> Task description
Review the material and extract every line in which the word "marker" occurs.

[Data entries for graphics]

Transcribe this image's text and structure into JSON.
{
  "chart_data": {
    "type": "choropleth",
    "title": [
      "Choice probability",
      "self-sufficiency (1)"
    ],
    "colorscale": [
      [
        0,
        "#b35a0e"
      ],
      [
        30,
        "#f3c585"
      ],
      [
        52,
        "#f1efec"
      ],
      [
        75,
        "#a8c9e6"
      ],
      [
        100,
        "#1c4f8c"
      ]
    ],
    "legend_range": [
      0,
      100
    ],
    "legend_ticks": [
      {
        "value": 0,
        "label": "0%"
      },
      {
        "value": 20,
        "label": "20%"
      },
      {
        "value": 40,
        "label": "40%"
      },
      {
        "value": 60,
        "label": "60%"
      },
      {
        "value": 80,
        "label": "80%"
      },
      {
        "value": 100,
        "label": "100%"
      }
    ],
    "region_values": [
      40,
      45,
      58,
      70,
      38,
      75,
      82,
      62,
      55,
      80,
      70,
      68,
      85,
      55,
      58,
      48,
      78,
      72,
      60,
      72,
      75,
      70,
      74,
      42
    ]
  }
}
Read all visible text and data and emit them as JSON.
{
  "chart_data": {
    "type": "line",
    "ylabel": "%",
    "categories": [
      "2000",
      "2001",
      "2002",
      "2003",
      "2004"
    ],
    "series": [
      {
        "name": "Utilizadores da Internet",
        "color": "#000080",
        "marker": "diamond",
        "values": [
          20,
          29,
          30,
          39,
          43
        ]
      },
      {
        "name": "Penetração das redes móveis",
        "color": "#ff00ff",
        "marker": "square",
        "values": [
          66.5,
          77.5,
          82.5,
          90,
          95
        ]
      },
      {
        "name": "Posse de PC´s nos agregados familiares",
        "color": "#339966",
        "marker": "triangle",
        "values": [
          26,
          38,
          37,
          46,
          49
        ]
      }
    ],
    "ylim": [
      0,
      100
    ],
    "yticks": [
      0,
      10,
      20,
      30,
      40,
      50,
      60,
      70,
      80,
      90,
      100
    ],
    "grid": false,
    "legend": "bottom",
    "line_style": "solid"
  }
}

> Result
        "marker": "diamond",
        "marker": "square",
        "marker": "triangle",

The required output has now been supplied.